◆ Provided information:
━━━━

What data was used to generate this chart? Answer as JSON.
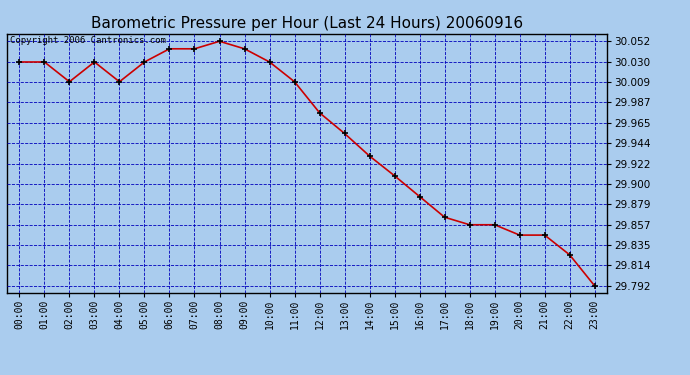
{
  "title": "Barometric Pressure per Hour (Last 24 Hours) 20060916",
  "copyright": "Copyright 2006 Cantronics.com",
  "x_labels": [
    "00:00",
    "01:00",
    "02:00",
    "03:00",
    "04:00",
    "05:00",
    "06:00",
    "07:00",
    "08:00",
    "09:00",
    "10:00",
    "11:00",
    "12:00",
    "13:00",
    "14:00",
    "15:00",
    "16:00",
    "17:00",
    "18:00",
    "19:00",
    "20:00",
    "21:00",
    "22:00",
    "23:00"
  ],
  "y_values": [
    30.03,
    30.03,
    30.009,
    30.03,
    30.009,
    30.03,
    30.044,
    30.044,
    30.052,
    30.044,
    30.03,
    30.009,
    29.976,
    29.954,
    29.93,
    29.909,
    29.887,
    29.865,
    29.857,
    29.857,
    29.846,
    29.846,
    29.825,
    29.792
  ],
  "ylim_min": 29.785,
  "ylim_max": 30.06,
  "yticks": [
    29.792,
    29.814,
    29.835,
    29.857,
    29.879,
    29.9,
    29.922,
    29.944,
    29.965,
    29.987,
    30.009,
    30.03,
    30.052
  ],
  "line_color": "#cc0000",
  "marker_color": "#000000",
  "bg_color": "#aaccee",
  "plot_bg": "#aaccee",
  "grid_color": "#0000bb",
  "border_color": "#000000",
  "title_fontsize": 11,
  "copyright_fontsize": 6.5
}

━━━━

◆ The task: Reproduce every line of the material precisely, omitting its pictures.

◆ Result below:
What data was used to generate this chart? Answer as JSON.
{
  "title": "Barometric Pressure per Hour (Last 24 Hours) 20060916",
  "copyright": "Copyright 2006 Cantronics.com",
  "x_labels": [
    "00:00",
    "01:00",
    "02:00",
    "03:00",
    "04:00",
    "05:00",
    "06:00",
    "07:00",
    "08:00",
    "09:00",
    "10:00",
    "11:00",
    "12:00",
    "13:00",
    "14:00",
    "15:00",
    "16:00",
    "17:00",
    "18:00",
    "19:00",
    "20:00",
    "21:00",
    "22:00",
    "23:00"
  ],
  "y_values": [
    30.03,
    30.03,
    30.009,
    30.03,
    30.009,
    30.03,
    30.044,
    30.044,
    30.052,
    30.044,
    30.03,
    30.009,
    29.976,
    29.954,
    29.93,
    29.909,
    29.887,
    29.865,
    29.857,
    29.857,
    29.846,
    29.846,
    29.825,
    29.792
  ],
  "ylim_min": 29.785,
  "ylim_max": 30.06,
  "yticks": [
    29.792,
    29.814,
    29.835,
    29.857,
    29.879,
    29.9,
    29.922,
    29.944,
    29.965,
    29.987,
    30.009,
    30.03,
    30.052
  ],
  "line_color": "#cc0000",
  "marker_color": "#000000",
  "bg_color": "#aaccee",
  "plot_bg": "#aaccee",
  "grid_color": "#0000bb",
  "border_color": "#000000",
  "title_fontsize": 11,
  "copyright_fontsize": 6.5
}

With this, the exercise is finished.